(Collected data)
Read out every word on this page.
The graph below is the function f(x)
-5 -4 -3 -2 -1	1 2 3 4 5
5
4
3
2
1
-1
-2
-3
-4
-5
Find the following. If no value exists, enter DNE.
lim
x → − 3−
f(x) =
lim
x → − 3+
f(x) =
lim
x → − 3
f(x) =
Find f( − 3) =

### What you should do
Take the data above and return it exactly.

### Result of this task
Read out every word on this page.
The graph below is the function f(x)
-5 -4 -3 -2 -1	1 2 3 4 5
5
4
3
2
1
-1
-2
-3
-4
-5
Find the following. If no value exists, enter DNE.
lim
x → − 3−
f(x) =
lim
x → − 3+
f(x) =
lim
x → − 3
f(x) =
Find f( − 3) =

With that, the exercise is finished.